━━━━━ Data supplied

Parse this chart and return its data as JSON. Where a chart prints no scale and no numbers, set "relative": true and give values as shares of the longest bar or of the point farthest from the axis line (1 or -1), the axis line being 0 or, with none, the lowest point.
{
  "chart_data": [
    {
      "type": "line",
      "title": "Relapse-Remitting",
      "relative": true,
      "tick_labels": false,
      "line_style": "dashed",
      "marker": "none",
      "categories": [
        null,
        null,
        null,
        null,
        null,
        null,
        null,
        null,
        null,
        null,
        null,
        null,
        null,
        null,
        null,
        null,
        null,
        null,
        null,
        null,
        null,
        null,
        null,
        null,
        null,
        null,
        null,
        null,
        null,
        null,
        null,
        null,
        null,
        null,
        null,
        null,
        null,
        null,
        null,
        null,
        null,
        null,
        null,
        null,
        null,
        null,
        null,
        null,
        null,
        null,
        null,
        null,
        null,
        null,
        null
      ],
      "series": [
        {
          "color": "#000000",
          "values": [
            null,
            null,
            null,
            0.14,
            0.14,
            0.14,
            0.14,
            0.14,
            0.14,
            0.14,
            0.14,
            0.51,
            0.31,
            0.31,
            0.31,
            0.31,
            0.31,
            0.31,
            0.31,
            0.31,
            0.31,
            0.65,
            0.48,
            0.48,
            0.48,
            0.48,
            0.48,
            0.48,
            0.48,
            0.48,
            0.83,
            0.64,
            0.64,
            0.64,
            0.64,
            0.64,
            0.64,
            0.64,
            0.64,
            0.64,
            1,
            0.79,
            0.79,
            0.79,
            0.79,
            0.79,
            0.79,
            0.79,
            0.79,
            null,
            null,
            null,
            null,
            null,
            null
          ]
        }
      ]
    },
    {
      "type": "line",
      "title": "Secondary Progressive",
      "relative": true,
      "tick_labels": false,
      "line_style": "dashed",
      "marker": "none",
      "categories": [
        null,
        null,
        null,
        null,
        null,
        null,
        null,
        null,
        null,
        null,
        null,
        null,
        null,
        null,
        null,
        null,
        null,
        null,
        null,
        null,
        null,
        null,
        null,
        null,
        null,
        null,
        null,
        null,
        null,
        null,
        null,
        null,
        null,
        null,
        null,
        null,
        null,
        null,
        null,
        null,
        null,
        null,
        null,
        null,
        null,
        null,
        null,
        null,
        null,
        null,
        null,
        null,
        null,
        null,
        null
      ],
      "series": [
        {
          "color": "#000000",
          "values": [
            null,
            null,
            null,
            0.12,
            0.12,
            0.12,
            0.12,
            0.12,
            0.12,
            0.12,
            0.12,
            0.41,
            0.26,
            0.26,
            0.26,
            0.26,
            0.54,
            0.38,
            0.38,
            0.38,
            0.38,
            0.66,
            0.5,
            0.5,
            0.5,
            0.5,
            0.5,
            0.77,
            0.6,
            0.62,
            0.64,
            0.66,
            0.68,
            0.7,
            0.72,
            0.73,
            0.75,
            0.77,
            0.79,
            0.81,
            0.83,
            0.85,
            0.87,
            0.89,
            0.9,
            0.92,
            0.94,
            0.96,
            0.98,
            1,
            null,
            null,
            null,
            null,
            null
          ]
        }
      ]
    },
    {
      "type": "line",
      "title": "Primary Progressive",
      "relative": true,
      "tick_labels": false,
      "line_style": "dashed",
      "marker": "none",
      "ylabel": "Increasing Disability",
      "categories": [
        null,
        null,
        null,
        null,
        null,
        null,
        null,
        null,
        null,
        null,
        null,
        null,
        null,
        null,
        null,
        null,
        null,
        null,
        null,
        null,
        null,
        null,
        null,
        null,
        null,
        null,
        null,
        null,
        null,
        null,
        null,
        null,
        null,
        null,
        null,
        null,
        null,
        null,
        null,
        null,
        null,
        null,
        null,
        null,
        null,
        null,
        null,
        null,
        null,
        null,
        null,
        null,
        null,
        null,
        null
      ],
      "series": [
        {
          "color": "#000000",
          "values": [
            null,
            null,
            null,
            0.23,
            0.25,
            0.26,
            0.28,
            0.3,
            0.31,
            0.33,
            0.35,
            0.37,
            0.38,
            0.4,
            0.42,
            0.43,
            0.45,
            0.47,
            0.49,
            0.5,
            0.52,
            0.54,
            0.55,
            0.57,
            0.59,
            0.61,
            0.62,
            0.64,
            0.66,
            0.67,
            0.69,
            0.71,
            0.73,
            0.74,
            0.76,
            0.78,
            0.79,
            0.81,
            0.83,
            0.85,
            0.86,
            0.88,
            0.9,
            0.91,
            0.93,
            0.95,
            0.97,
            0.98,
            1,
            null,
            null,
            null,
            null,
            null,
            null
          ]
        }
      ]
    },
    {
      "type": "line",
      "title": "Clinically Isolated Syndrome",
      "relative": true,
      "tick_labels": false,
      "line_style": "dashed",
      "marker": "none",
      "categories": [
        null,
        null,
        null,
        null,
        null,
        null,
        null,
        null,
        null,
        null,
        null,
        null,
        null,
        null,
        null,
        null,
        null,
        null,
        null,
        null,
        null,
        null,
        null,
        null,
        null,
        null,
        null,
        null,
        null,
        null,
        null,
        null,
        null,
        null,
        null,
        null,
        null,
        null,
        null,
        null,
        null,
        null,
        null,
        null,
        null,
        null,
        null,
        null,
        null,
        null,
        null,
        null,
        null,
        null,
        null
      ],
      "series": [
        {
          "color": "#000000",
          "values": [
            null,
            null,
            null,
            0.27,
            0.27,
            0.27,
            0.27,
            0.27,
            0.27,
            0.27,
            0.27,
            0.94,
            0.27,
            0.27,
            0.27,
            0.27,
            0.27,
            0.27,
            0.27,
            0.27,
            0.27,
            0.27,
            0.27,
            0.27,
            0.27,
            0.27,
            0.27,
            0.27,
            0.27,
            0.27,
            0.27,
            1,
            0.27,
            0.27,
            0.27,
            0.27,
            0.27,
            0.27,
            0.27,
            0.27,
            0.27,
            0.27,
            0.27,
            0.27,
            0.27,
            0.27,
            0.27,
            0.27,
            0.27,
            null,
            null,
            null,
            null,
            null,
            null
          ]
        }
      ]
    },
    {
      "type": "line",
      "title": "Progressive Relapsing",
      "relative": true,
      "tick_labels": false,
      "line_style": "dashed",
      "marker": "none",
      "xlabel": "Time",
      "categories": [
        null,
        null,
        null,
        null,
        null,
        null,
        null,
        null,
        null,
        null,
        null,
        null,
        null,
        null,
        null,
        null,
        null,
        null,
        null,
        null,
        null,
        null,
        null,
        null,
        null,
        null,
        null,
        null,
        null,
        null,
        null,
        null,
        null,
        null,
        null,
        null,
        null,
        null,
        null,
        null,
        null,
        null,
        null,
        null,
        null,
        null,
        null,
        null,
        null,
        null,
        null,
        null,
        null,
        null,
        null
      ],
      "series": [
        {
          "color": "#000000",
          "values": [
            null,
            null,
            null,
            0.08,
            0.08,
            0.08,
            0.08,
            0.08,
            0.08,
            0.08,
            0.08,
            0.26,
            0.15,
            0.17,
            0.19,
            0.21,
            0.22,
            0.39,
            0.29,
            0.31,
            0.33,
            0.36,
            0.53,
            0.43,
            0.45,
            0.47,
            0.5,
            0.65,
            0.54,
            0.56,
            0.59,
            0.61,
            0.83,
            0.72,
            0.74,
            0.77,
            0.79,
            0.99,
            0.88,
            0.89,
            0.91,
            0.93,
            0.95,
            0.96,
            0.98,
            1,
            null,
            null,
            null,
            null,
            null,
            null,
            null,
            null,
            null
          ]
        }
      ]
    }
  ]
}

━━━━━━━━━━

Work instructions:
Reproduce the data, keeping every line exactly the same.

Task response:
Parse this chart and return its data as JSON. Where a chart prints no scale and no numbers, set "relative": true and give values as shares of the longest bar or of the point farthest from the axis line (1 or -1), the axis line being 0 or, with none, the lowest point.
{
  "chart_data": [
    {
      "type": "line",
      "title": "Relapse-Remitting",
      "relative": true,
      "tick_labels": false,
      "line_style": "dashed",
      "marker": "none",
      "categories": [
        null,
        null,
        null,
        null,
        null,
        null,
        null,
        null,
        null,
        null,
        null,
        null,
        null,
        null,
        null,
        null,
        null,
        null,
        null,
        null,
        null,
        null,
        null,
        null,
        null,
        null,
        null,
        null,
        null,
        null,
        null,
        null,
        null,
        null,
        null,
        null,
        null,
        null,
        null,
        null,
        null,
        null,
        null,
        null,
        null,
        null,
        null,
        null,
        null,
        null,
        null,
        null,
        null,
        null,
        null
      ],
      "series": [
        {
          "color": "#000000",
          "values": [
            null,
            null,
            null,
            0.14,
            0.14,
            0.14,
            0.14,
            0.14,
            0.14,
            0.14,
            0.14,
            0.51,
            0.31,
            0.31,
            0.31,
            0.31,
            0.31,
            0.31,
            0.31,
            0.31,
            0.31,
            0.65,
            0.48,
            0.48,
            0.48,
            0.48,
            0.48,
            0.48,
            0.48,
            0.48,
            0.83,
            0.64,
            0.64,
            0.64,
            0.64,
            0.64,
            0.64,
            0.64,
            0.64,
            0.64,
            1,
            0.79,
            0.79,
            0.79,
            0.79,
            0.79,
            0.79,
            0.79,
            0.79,
            null,
            null,
            null,
            null,
            null,
            null
          ]
        }
      ]
    },
    {
      "type": "line",
      "title": "Secondary Progressive",
      "relative": true,
      "tick_labels": false,
      "line_style": "dashed",
      "marker": "none",
      "categories": [
        null,
        null,
        null,
        null,
        null,
        null,
        null,
        null,
        null,
        null,
        null,
        null,
        null,
        null,
        null,
        null,
        null,
        null,
        null,
        null,
        null,
        null,
        null,
        null,
        null,
        null,
        null,
        null,
        null,
        null,
        null,
        null,
        null,
        null,
        null,
        null,
        null,
        null,
        null,
        null,
        null,
        null,
        null,
        null,
        null,
        null,
        null,
        null,
        null,
        null,
        null,
        null,
        null,
        null,
        null
      ],
      "series": [
        {
          "color": "#000000",
          "values": [
            null,
            null,
            null,
            0.12,
            0.12,
            0.12,
            0.12,
            0.12,
            0.12,
            0.12,
            0.12,
            0.41,
            0.26,
            0.26,
            0.26,
            0.26,
            0.54,
            0.38,
            0.38,
            0.38,
            0.38,
            0.66,
            0.5,
            0.5,
            0.5,
            0.5,
            0.5,
            0.77,
            0.6,
            0.62,
            0.64,
            0.66,
            0.68,
            0.7,
            0.72,
            0.73,
            0.75,
            0.77,
            0.79,
            0.81,
            0.83,
            0.85,
            0.87,
            0.89,
            0.9,
            0.92,
            0.94,
            0.96,
            0.98,
            1,
            null,
            null,
            null,
            null,
            null
          ]
        }
      ]
    },
    {
      "type": "line",
      "title": "Primary Progressive",
      "relative": true,
      "tick_labels": false,
      "line_style": "dashed",
      "marker": "none",
      "ylabel": "Increasing Disability",
      "categories": [
        null,
        null,
        null,
        null,
        null,
        null,
        null,
        null,
        null,
        null,
        null,
        null,
        null,
        null,
        null,
        null,
        null,
        null,
        null,
        null,
        null,
        null,
        null,
        null,
        null,
        null,
        null,
        null,
        null,
        null,
        null,
        null,
        null,
        null,
        null,
        null,
        null,
        null,
        null,
        null,
        null,
        null,
        null,
        null,
        null,
        null,
        null,
        null,
        null,
        null,
        null,
        null,
        null,
        null,
        null
      ],
      "series": [
        {
          "color": "#000000",
          "values": [
            null,
            null,
            null,
            0.23,
            0.25,
            0.26,
            0.28,
            0.3,
            0.31,
            0.33,
            0.35,
            0.37,
            0.38,
            0.4,
            0.42,
            0.43,
            0.45,
            0.47,
            0.49,
            0.5,
            0.52,
            0.54,
            0.55,
            0.57,
            0.59,
            0.61,
            0.62,
            0.64,
            0.66,
            0.67,
            0.69,
            0.71,
            0.73,
            0.74,
            0.76,
            0.78,
            0.79,
            0.81,
            0.83,
            0.85,
            0.86,
            0.88,
            0.9,
            0.91,
            0.93,
            0.95,
            0.97,
            0.98,
            1,
            null,
            null,
            null,
            null,
            null,
            null
          ]
        }
      ]
    },
    {
      "type": "line",
      "title": "Clinically Isolated Syndrome",
      "relative": true,
      "tick_labels": false,
      "line_style": "dashed",
      "marker": "none",
      "categories": [
        null,
        null,
        null,
        null,
        null,
        null,
        null,
        null,
        null,
        null,
        null,
        null,
        null,
        null,
        null,
        null,
        null,
        null,
        null,
        null,
        null,
        null,
        null,
        null,
        null,
        null,
        null,
        null,
        null,
        null,
        null,
        null,
        null,
        null,
        null,
        null,
        null,
        null,
        null,
        null,
        null,
        null,
        null,
        null,
        null,
        null,
        null,
        null,
        null,
        null,
        null,
        null,
        null,
        null,
        null
      ],
      "series": [
        {
          "color": "#000000",
          "values": [
            null,
            null,
            null,
            0.27,
            0.27,
            0.27,
            0.27,
            0.27,
            0.27,
            0.27,
            0.27,
            0.94,
            0.27,
            0.27,
            0.27,
            0.27,
            0.27,
            0.27,
            0.27,
            0.27,
            0.27,
            0.27,
            0.27,
            0.27,
            0.27,
            0.27,
            0.27,
            0.27,
            0.27,
            0.27,
            0.27,
            1,
            0.27,
            0.27,
            0.27,
            0.27,
            0.27,
            0.27,
            0.27,
            0.27,
            0.27,
            0.27,
            0.27,
            0.27,
            0.27,
            0.27,
            0.27,
            0.27,
            0.27,
            null,
            null,
            null,
            null,
            null,
            null
          ]
        }
      ]
    },
    {
      "type": "line",
      "title": "Progressive Relapsing",
      "relative": true,
      "tick_labels": false,
      "line_style": "dashed",
      "marker": "none",
      "xlabel": "Time",
      "categories": [
        null,
        null,
        null,
        null,
        null,
        null,
        null,
        null,
        null,
        null,
        null,
        null,
        null,
        null,
        null,
        null,
        null,
        null,
        null,
        null,
        null,
        null,
        null,
        null,
        null,
        null,
        null,
        null,
        null,
        null,
        null,
        null,
        null,
        null,
        null,
        null,
        null,
        null,
        null,
        null,
        null,
        null,
        null,
        null,
        null,
        null,
        null,
        null,
        null,
        null,
        null,
        null,
        null,
        null,
        null
      ],
      "series": [
        {
          "color": "#000000",
          "values": [
            null,
            null,
            null,
            0.08,
            0.08,
            0.08,
            0.08,
            0.08,
            0.08,
            0.08,
            0.08,
            0.26,
            0.15,
            0.17,
            0.19,
            0.21,
            0.22,
            0.39,
            0.29,
            0.31,
            0.33,
            0.36,
            0.53,
            0.43,
            0.45,
            0.47,
            0.5,
            0.65,
            0.54,
            0.56,
            0.59,
            0.61,
            0.83,
            0.72,
            0.74,
            0.77,
            0.79,
            0.99,
            0.88,
            0.89,
            0.91,
            0.93,
            0.95,
            0.96,
            0.98,
            1,
            null,
            null,
            null,
            null,
            null,
            null,
            null,
            null,
            null
          ]
        }
      ]
    }
  ]
}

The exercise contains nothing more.